• [INFORMATION PROVIDED]:
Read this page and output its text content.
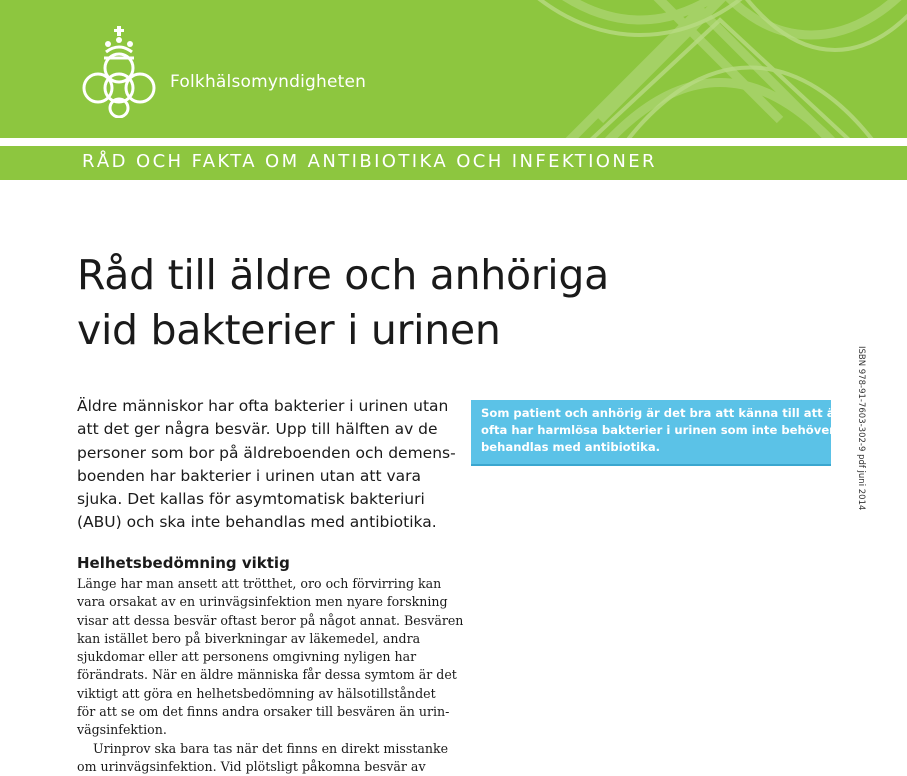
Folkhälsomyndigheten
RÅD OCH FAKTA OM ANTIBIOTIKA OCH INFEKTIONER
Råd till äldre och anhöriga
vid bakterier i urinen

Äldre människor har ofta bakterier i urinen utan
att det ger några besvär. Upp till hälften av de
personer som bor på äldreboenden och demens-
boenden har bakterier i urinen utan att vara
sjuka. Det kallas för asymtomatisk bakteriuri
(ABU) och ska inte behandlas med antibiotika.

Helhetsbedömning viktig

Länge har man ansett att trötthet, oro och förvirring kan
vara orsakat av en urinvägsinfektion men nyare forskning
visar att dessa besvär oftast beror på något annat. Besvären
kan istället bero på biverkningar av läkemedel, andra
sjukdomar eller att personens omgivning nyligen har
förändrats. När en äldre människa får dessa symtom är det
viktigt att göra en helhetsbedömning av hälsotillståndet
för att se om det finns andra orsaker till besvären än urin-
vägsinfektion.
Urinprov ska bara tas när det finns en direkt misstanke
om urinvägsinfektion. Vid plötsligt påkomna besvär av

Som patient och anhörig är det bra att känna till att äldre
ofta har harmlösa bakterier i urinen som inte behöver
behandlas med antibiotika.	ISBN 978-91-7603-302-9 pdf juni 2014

• [WRITTEN TASK]: Pull out each line containing the word "andra" and copy it.

• [EXERCISE SOLUTION]:
kan istället bero på biverkningar av läkemedel, andra
för att se om det finns andra orsaker till besvären än urin-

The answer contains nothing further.